Go through the entries below and retype them exactly, omitting each picture.

* [Data shown]:
>> START

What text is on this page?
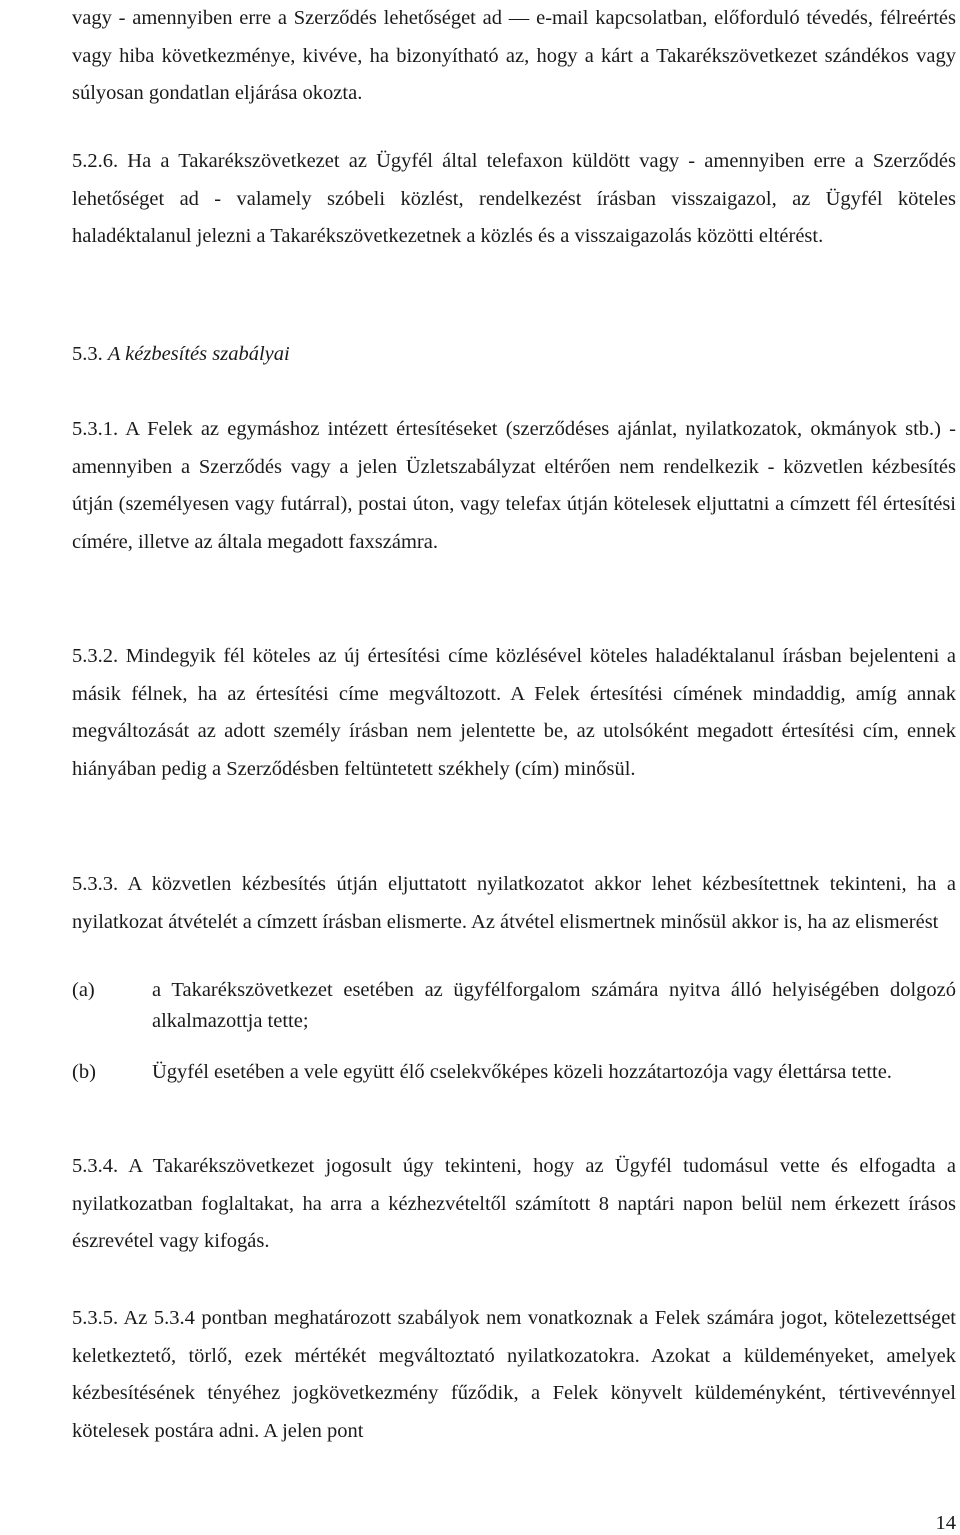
vagy - amennyiben erre a Szerződés lehetőséget ad — e-mail kapcsolatban, előforduló tévedés, félreértés vagy hiba következménye, kivéve, ha bizonyítható az, hogy a kárt a Takarékszövetkezet szándékos vagy súlyosan gondatlan eljárása okozta.

5.2.6. Ha a Takarékszövetkezet az Ügyfél által telefaxon küldött vagy - amennyiben erre a Szerződés lehetőséget ad - valamely szóbeli közlést, rendelkezést írásban visszaigazol, az Ügyfél köteles haladéktalanul jelezni a Takarékszövetkezetnek a közlés és a visszaigazolás közötti eltérést.

5.3. A kézbesítés szabályai

5.3.1. A Felek az egymáshoz intézett értesítéseket (szerződéses ajánlat, nyilatkozatok, okmányok stb.) - amennyiben a Szerződés vagy a jelen Üzletszabályzat eltérően nem rendelkezik - közvetlen kézbesítés útján (személyesen vagy futárral), postai úton, vagy telefax útján kötelesek eljuttatni a címzett fél értesítési címére, illetve az általa megadott faxszámra.

5.3.2. Mindegyik fél köteles az új értesítési címe közlésével köteles haladéktalanul írásban bejelenteni a másik félnek, ha az értesítési címe megváltozott. A Felek értesítési címének mindaddig, amíg annak megváltozását az adott személy írásban nem jelentette be, az utolsóként megadott értesítési cím, ennek hiányában pedig a Szerződésben feltüntetett székhely (cím) minősül.

5.3.3. A közvetlen kézbesítés útján eljuttatott nyilatkozatot akkor lehet kézbesítettnek tekinteni, ha a nyilatkozat átvételét a címzett írásban elismerte. Az átvétel elismertnek minősül akkor is, ha az elismerést

(a)	a Takarékszövetkezet esetében az ügyfélforgalom számára nyitva álló helyiségében dolgozó alkalmazottja tette;
(b)	Ügyfél esetében a vele együtt élő cselekvőképes közeli hozzátartozója vagy élettársa tette.

5.3.4. A Takarékszövetkezet jogosult úgy tekinteni, hogy az Ügyfél tudomásul vette és elfogadta a nyilatkozatban foglaltakat, ha arra a kézhezvételtől számított 8 naptári napon belül nem érkezett írásos észrevétel vagy kifogás.

5.3.5. Az 5.3.4 pontban meghatározott szabályok nem vonatkoznak a Felek számára jogot, kötelezettséget keletkeztető, törlő, ezek mértékét megváltoztató nyilatkozatokra. Azokat a küldeményeket, amelyek kézbesítésének tényéhez jogkövetkezmény fűződik, a Felek könyvelt küldeményként, tértivevénnyel kötelesek postára adni. A jelen pont

14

>> END

* [Final answer]:
What text is on this page?
vagy - amennyiben erre a Szerződés lehetőséget ad — e-mail kapcsolatban, előforduló tévedés, félreértés vagy hiba következménye, kivéve, ha bizonyítható az, hogy a kárt a Takarékszövetkezet szándékos vagy súlyosan gondatlan eljárása okozta.

5.2.6. Ha a Takarékszövetkezet az Ügyfél által telefaxon küldött vagy - amennyiben erre a Szerződés lehetőséget ad - valamely szóbeli közlést, rendelkezést írásban visszaigazol, az Ügyfél köteles haladéktalanul jelezni a Takarékszövetkezetnek a közlés és a visszaigazolás közötti eltérést.

5.3. A kézbesítés szabályai

5.3.1. A Felek az egymáshoz intézett értesítéseket (szerződéses ajánlat, nyilatkozatok, okmányok stb.) - amennyiben a Szerződés vagy a jelen Üzletszabályzat eltérően nem rendelkezik - közvetlen kézbesítés útján (személyesen vagy futárral), postai úton, vagy telefax útján kötelesek eljuttatni a címzett fél értesítési címére, illetve az általa megadott faxszámra.

5.3.2. Mindegyik fél köteles az új értesítési címe közlésével köteles haladéktalanul írásban bejelenteni a másik félnek, ha az értesítési címe megváltozott. A Felek értesítési címének mindaddig, amíg annak megváltozását az adott személy írásban nem jelentette be, az utolsóként megadott értesítési cím, ennek hiányában pedig a Szerződésben feltüntetett székhely (cím) minősül.

5.3.3. A közvetlen kézbesítés útján eljuttatott nyilatkozatot akkor lehet kézbesítettnek tekinteni, ha a nyilatkozat átvételét a címzett írásban elismerte. Az átvétel elismertnek minősül akkor is, ha az elismerést

(a)	a Takarékszövetkezet esetében az ügyfélforgalom számára nyitva álló helyiségében dolgozó alkalmazottja tette;
(b)	Ügyfél esetében a vele együtt élő cselekvőképes közeli hozzátartozója vagy élettársa tette.

5.3.4. A Takarékszövetkezet jogosult úgy tekinteni, hogy az Ügyfél tudomásul vette és elfogadta a nyilatkozatban foglaltakat, ha arra a kézhezvételtől számított 8 naptári napon belül nem érkezett írásos észrevétel vagy kifogás.

5.3.5. Az 5.3.4 pontban meghatározott szabályok nem vonatkoznak a Felek számára jogot, kötelezettséget keletkeztető, törlő, ezek mértékét megváltoztató nyilatkozatokra. Azokat a küldeményeket, amelyek kézbesítésének tényéhez jogkövetkezmény fűződik, a Felek könyvelt küldeményként, tértivevénnyel kötelesek postára adni. A jelen pont

14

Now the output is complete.